**What you have to do:** Tell how many lines in these records contain the string "change", with only the number as the reply.
▽
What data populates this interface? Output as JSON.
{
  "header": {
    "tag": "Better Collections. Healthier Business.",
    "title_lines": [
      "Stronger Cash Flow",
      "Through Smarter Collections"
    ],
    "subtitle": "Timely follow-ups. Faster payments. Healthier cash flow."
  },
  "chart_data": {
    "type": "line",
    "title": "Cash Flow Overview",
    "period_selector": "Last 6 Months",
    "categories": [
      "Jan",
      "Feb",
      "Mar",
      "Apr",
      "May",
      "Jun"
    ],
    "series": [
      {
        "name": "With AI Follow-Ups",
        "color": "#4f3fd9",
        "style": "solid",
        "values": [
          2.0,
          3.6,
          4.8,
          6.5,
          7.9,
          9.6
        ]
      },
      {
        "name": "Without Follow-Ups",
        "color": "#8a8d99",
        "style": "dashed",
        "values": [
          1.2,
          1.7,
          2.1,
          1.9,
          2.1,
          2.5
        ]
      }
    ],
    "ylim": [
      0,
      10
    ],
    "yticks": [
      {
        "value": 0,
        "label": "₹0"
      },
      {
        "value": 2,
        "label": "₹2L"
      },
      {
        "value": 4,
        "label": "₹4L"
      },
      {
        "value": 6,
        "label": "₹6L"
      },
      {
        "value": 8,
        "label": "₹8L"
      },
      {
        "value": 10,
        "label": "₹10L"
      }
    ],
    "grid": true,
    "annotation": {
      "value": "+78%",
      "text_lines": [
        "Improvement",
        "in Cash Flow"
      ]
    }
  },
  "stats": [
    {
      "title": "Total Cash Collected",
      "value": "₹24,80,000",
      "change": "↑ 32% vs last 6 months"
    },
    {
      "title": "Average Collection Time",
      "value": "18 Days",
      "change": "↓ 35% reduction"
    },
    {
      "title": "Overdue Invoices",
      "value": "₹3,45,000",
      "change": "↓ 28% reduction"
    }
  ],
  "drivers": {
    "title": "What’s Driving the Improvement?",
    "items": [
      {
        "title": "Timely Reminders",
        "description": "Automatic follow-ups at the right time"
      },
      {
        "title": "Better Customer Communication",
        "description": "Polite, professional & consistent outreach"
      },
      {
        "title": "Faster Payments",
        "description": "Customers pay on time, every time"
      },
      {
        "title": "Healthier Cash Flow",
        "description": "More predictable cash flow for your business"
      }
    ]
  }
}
△
**Task solution:** 3